====== RECORD EXCERPTS

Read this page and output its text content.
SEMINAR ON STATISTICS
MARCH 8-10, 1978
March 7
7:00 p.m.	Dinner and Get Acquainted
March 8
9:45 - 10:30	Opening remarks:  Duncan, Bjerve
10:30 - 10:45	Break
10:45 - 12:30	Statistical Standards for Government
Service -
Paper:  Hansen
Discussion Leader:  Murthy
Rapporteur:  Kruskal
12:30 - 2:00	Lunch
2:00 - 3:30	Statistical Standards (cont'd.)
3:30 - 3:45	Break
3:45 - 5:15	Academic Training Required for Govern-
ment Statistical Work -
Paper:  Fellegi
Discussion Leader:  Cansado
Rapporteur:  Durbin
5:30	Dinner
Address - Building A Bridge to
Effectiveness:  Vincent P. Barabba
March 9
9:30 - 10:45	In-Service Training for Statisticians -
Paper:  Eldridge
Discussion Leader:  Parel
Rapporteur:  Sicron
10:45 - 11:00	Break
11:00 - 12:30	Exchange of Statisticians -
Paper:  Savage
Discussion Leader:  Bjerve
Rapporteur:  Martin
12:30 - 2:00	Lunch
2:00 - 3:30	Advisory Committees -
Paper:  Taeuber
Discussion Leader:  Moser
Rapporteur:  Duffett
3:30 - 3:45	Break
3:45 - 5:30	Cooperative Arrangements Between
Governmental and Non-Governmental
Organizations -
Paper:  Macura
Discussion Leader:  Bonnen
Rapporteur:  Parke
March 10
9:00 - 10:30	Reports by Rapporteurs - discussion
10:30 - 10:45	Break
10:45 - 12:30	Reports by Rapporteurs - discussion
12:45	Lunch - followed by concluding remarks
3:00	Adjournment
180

============

Print back all the lines verbatim.

Read this page and output its text content.
SEMINAR ON STATISTICS
MARCH 8-10, 1978
March 7
7:00 p.m.	Dinner and Get Acquainted
March 8
9:45 - 10:30	Opening remarks:  Duncan, Bjerve
10:30 - 10:45	Break
10:45 - 12:30	Statistical Standards for Government
Service -
Paper:  Hansen
Discussion Leader:  Murthy
Rapporteur:  Kruskal
12:30 - 2:00	Lunch
2:00 - 3:30	Statistical Standards (cont'd.)
3:30 - 3:45	Break
3:45 - 5:15	Academic Training Required for Govern-
ment Statistical Work -
Paper:  Fellegi
Discussion Leader:  Cansado
Rapporteur:  Durbin
5:30	Dinner
Address - Building A Bridge to
Effectiveness:  Vincent P. Barabba
March 9
9:30 - 10:45	In-Service Training for Statisticians -
Paper:  Eldridge
Discussion Leader:  Parel
Rapporteur:  Sicron
10:45 - 11:00	Break
11:00 - 12:30	Exchange of Statisticians -
Paper:  Savage
Discussion Leader:  Bjerve
Rapporteur:  Martin
12:30 - 2:00	Lunch
2:00 - 3:30	Advisory Committees -
Paper:  Taeuber
Discussion Leader:  Moser
Rapporteur:  Duffett
3:30 - 3:45	Break
3:45 - 5:30	Cooperative Arrangements Between
Governmental and Non-Governmental
Organizations -
Paper:  Macura
Discussion Leader:  Bonnen
Rapporteur:  Parke
March 10
9:00 - 10:30	Reports by Rapporteurs - discussion
10:30 - 10:45	Break
10:45 - 12:30	Reports by Rapporteurs - discussion
12:45	Lunch - followed by concluding remarks
3:00	Adjournment
180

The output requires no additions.